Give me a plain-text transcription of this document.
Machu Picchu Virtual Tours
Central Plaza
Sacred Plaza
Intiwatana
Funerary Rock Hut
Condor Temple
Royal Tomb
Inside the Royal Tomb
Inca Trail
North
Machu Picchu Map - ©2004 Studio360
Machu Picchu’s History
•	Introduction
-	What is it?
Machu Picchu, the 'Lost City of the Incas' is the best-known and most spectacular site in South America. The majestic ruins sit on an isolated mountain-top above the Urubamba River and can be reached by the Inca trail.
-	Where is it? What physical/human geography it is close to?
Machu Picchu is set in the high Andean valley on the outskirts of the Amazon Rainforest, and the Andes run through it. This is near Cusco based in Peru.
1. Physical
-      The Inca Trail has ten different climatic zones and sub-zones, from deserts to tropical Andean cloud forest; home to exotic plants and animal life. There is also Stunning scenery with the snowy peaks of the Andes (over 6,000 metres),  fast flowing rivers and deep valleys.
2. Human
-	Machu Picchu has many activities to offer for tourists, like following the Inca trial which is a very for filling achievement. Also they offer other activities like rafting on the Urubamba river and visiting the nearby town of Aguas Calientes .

______________________________

(What to produce)
Make an exact copy of the records.

(Exercise output)
Give me a plain-text transcription of this document.
Machu Picchu Virtual Tours
Central Plaza
Sacred Plaza
Intiwatana
Funerary Rock Hut
Condor Temple
Royal Tomb
Inside the Royal Tomb
Inca Trail
North
Machu Picchu Map - ©2004 Studio360
Machu Picchu’s History
•	Introduction
-	What is it?
Machu Picchu, the 'Lost City of the Incas' is the best-known and most spectacular site in South America. The majestic ruins sit on an isolated mountain-top above the Urubamba River and can be reached by the Inca trail.
-	Where is it? What physical/human geography it is close to?
Machu Picchu is set in the high Andean valley on the outskirts of the Amazon Rainforest, and the Andes run through it. This is near Cusco based in Peru.
1. Physical
-      The Inca Trail has ten different climatic zones and sub-zones, from deserts to tropical Andean cloud forest; home to exotic plants and animal life. There is also Stunning scenery with the snowy peaks of the Andes (over 6,000 metres),  fast flowing rivers and deep valleys.
2. Human
-	Machu Picchu has many activities to offer for tourists, like following the Inca trial which is a very for filling achievement. Also they offer other activities like rafting on the Urubamba river and visiting the nearby town of Aguas Calientes .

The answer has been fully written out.